• **WRITTEN PROBLEM**:
Without including any images, repeat the data exactly.

• **SUPPLIED RECORDS**:
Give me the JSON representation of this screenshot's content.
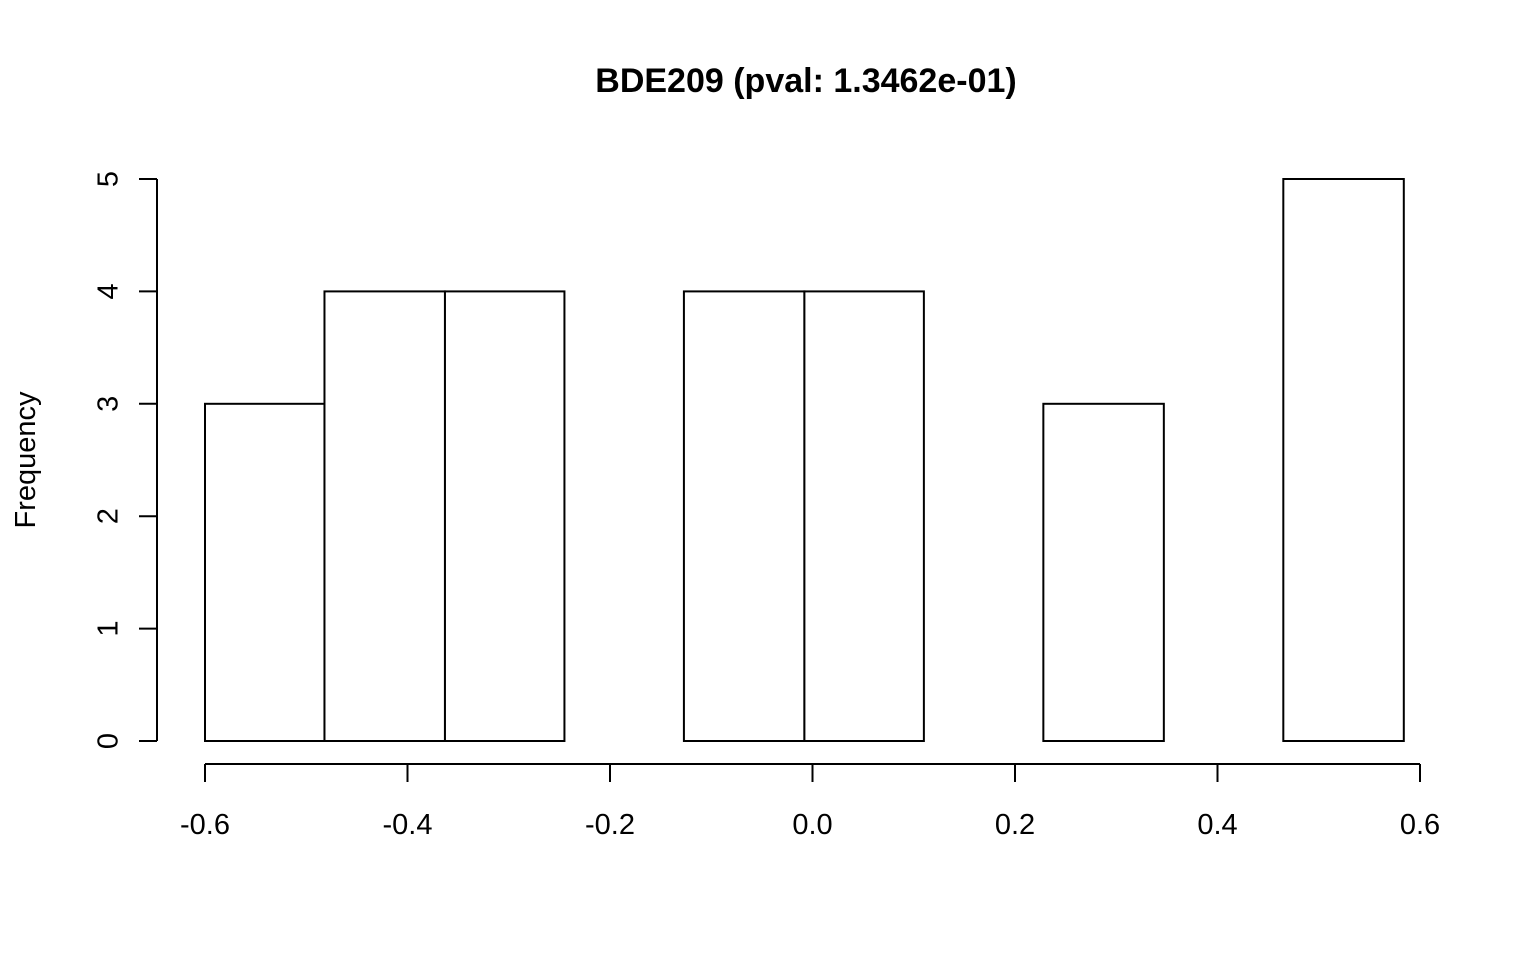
{
  "chart_data": {
    "type": "bar",
    "subtype": "histogram",
    "title": "BDE209 (pval: 1.3462e-01)",
    "xlabel": "",
    "ylabel": "Frequency",
    "xlim": [
      -0.6,
      0.6
    ],
    "ylim": [
      0,
      5
    ],
    "x_ticks": [
      "-0.6",
      "-0.4",
      "-0.2",
      "0.0",
      "0.2",
      "0.4",
      "0.6"
    ],
    "y_ticks": [
      "0",
      "1",
      "2",
      "3",
      "4",
      "5"
    ],
    "bins": [
      {
        "start": -0.6,
        "end": -0.482,
        "count": 3
      },
      {
        "start": -0.482,
        "end": -0.363,
        "count": 4
      },
      {
        "start": -0.363,
        "end": -0.245,
        "count": 4
      },
      {
        "start": -0.245,
        "end": -0.127,
        "count": 0
      },
      {
        "start": -0.127,
        "end": -0.008,
        "count": 4
      },
      {
        "start": -0.008,
        "end": 0.11,
        "count": 4
      },
      {
        "start": 0.11,
        "end": 0.228,
        "count": 0
      },
      {
        "start": 0.228,
        "end": 0.347,
        "count": 3
      },
      {
        "start": 0.347,
        "end": 0.465,
        "count": 0
      },
      {
        "start": 0.465,
        "end": 0.584,
        "count": 5
      }
    ],
    "grid": false,
    "colors": {
      "bar_fill": "#ffffff",
      "bar_stroke": "#000000",
      "background": "#ffffff"
    }
  }
}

• **FULL OUTPUT**:
Give me the JSON representation of this screenshot's content.
{
  "chart_data": {
    "type": "bar",
    "subtype": "histogram",
    "title": "BDE209 (pval: 1.3462e-01)",
    "xlabel": "",
    "ylabel": "Frequency",
    "xlim": [
      -0.6,
      0.6
    ],
    "ylim": [
      0,
      5
    ],
    "x_ticks": [
      "-0.6",
      "-0.4",
      "-0.2",
      "0.0",
      "0.2",
      "0.4",
      "0.6"
    ],
    "y_ticks": [
      "0",
      "1",
      "2",
      "3",
      "4",
      "5"
    ],
    "bins": [
      {
        "start": -0.6,
        "end": -0.482,
        "count": 3
      },
      {
        "start": -0.482,
        "end": -0.363,
        "count": 4
      },
      {
        "start": -0.363,
        "end": -0.245,
        "count": 4
      },
      {
        "start": -0.245,
        "end": -0.127,
        "count": 0
      },
      {
        "start": -0.127,
        "end": -0.008,
        "count": 4
      },
      {
        "start": -0.008,
        "end": 0.11,
        "count": 4
      },
      {
        "start": 0.11,
        "end": 0.228,
        "count": 0
      },
      {
        "start": 0.228,
        "end": 0.347,
        "count": 3
      },
      {
        "start": 0.347,
        "end": 0.465,
        "count": 0
      },
      {
        "start": 0.465,
        "end": 0.584,
        "count": 5
      }
    ],
    "grid": false,
    "colors": {
      "bar_fill": "#ffffff",
      "bar_stroke": "#000000",
      "background": "#ffffff"
    }
  }
}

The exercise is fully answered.